**What is expected:**
Scan the entries below for the word "vital". Copy each line that has it.

Records contained in a dataset
-=-=-

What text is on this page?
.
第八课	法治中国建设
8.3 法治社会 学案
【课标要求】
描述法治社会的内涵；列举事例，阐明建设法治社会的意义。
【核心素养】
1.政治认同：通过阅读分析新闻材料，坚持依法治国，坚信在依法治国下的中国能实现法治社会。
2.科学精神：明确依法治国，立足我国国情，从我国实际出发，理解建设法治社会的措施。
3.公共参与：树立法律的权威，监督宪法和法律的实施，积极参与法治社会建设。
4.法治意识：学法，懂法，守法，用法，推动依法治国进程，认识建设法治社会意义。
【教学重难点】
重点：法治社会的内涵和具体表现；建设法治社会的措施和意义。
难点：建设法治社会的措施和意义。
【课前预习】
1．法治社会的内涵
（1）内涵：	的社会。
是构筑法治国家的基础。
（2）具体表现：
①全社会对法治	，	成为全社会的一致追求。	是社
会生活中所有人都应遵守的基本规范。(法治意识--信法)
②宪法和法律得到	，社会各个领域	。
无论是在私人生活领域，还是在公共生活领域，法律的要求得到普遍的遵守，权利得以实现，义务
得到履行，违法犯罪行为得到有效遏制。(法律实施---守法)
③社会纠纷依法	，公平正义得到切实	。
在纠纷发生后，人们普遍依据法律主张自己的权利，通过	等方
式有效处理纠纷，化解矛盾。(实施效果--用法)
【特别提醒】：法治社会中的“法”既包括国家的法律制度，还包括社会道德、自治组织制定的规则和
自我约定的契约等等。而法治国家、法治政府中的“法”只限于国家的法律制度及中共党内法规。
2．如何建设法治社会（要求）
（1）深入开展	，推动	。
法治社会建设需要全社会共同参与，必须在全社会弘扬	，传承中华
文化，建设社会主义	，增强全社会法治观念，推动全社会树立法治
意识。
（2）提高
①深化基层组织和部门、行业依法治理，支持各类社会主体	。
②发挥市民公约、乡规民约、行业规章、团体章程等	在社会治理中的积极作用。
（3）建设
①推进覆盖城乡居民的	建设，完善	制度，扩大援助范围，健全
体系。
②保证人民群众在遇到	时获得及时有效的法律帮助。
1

-=-=-

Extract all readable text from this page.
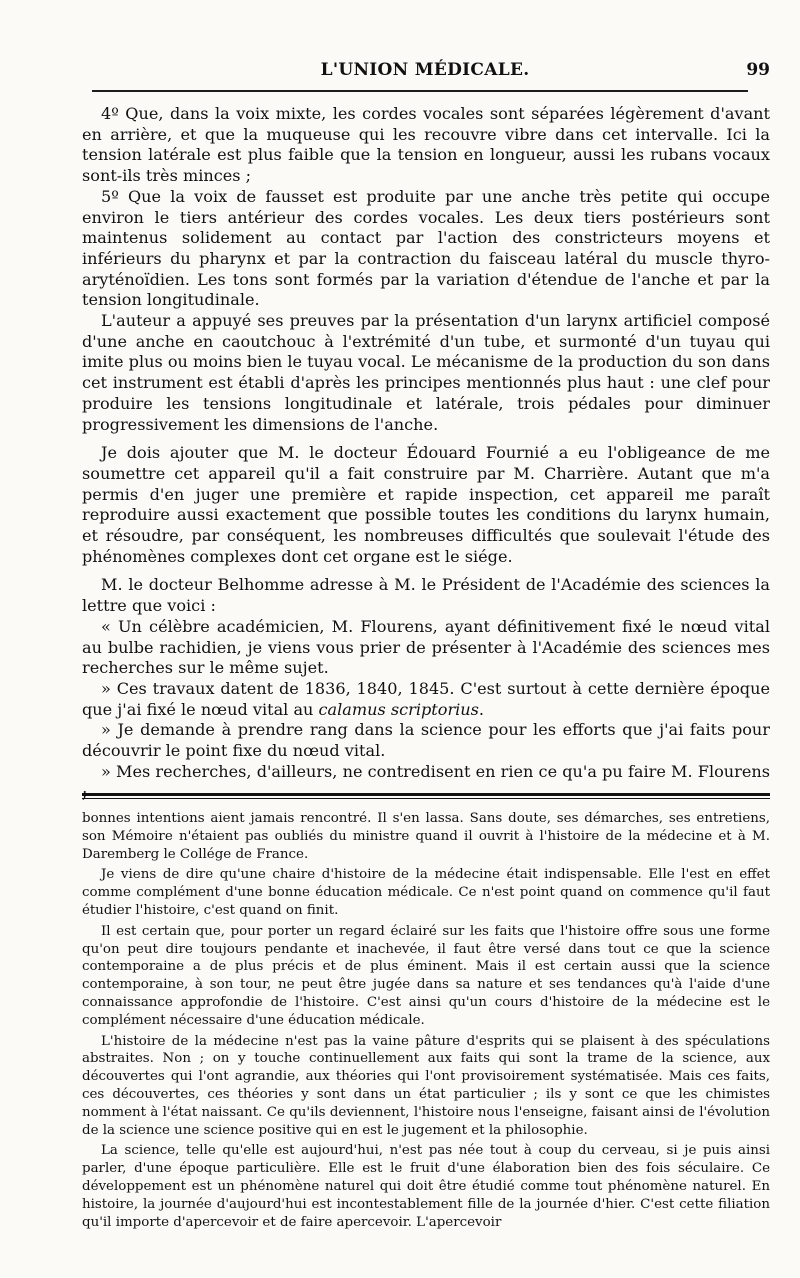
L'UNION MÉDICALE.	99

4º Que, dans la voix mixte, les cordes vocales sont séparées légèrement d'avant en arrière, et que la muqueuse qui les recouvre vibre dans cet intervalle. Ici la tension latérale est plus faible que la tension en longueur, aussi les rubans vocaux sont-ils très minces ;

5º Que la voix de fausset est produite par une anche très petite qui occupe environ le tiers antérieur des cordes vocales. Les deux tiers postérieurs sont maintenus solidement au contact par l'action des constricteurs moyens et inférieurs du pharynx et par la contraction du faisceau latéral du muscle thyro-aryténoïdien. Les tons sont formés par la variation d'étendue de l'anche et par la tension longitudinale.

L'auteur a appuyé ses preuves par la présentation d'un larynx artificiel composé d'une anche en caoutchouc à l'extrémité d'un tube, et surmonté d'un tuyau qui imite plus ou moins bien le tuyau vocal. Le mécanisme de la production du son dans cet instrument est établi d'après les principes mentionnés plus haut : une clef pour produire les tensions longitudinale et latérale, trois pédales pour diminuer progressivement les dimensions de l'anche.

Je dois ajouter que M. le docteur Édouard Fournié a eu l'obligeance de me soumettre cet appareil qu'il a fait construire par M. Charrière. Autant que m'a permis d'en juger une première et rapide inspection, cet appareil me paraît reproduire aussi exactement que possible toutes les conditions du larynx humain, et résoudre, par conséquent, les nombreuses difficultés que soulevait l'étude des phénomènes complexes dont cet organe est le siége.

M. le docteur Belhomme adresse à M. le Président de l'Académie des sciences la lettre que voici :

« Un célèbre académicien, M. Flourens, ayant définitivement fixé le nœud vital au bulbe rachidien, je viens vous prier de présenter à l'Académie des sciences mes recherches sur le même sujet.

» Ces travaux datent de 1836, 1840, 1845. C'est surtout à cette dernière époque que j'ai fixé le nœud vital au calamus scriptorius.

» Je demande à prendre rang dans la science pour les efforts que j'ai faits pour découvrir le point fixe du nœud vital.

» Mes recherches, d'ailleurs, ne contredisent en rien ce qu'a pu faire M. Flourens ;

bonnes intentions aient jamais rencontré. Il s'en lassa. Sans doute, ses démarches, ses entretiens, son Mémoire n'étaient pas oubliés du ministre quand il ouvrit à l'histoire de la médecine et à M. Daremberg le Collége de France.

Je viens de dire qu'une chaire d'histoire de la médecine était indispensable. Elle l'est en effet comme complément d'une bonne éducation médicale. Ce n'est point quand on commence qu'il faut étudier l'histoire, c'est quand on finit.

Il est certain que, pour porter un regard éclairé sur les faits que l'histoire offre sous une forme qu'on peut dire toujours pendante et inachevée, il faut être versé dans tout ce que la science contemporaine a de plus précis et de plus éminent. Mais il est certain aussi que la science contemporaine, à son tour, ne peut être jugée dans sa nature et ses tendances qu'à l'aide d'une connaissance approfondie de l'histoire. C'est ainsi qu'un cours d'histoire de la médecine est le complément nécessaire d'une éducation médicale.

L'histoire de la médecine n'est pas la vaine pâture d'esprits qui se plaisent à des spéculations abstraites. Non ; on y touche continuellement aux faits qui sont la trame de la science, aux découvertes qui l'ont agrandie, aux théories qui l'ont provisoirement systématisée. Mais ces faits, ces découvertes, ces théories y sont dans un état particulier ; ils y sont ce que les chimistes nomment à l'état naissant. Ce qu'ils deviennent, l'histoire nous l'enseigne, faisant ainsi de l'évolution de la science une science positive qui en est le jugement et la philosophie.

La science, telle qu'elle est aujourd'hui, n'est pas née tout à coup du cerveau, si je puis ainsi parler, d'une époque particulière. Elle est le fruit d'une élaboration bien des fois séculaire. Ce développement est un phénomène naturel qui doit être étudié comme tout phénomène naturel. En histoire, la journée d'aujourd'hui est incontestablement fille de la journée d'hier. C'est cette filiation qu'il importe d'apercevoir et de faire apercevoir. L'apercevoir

-=-=-

**The answer:**
« Un célèbre académicien, M. Flourens, ayant définitivement fixé le nœud vital au bulbe rachidien, je viens vous prier de présenter à l'Académie des sciences mes recherches sur le même sujet.
» Ces travaux datent de 1836, 1840, 1845. C'est surtout à cette dernière époque que j'ai fixé le nœud vital au calamus scriptorius.
» Je demande à prendre rang dans la science pour les efforts que j'ai faits pour découvrir le point fixe du nœud vital.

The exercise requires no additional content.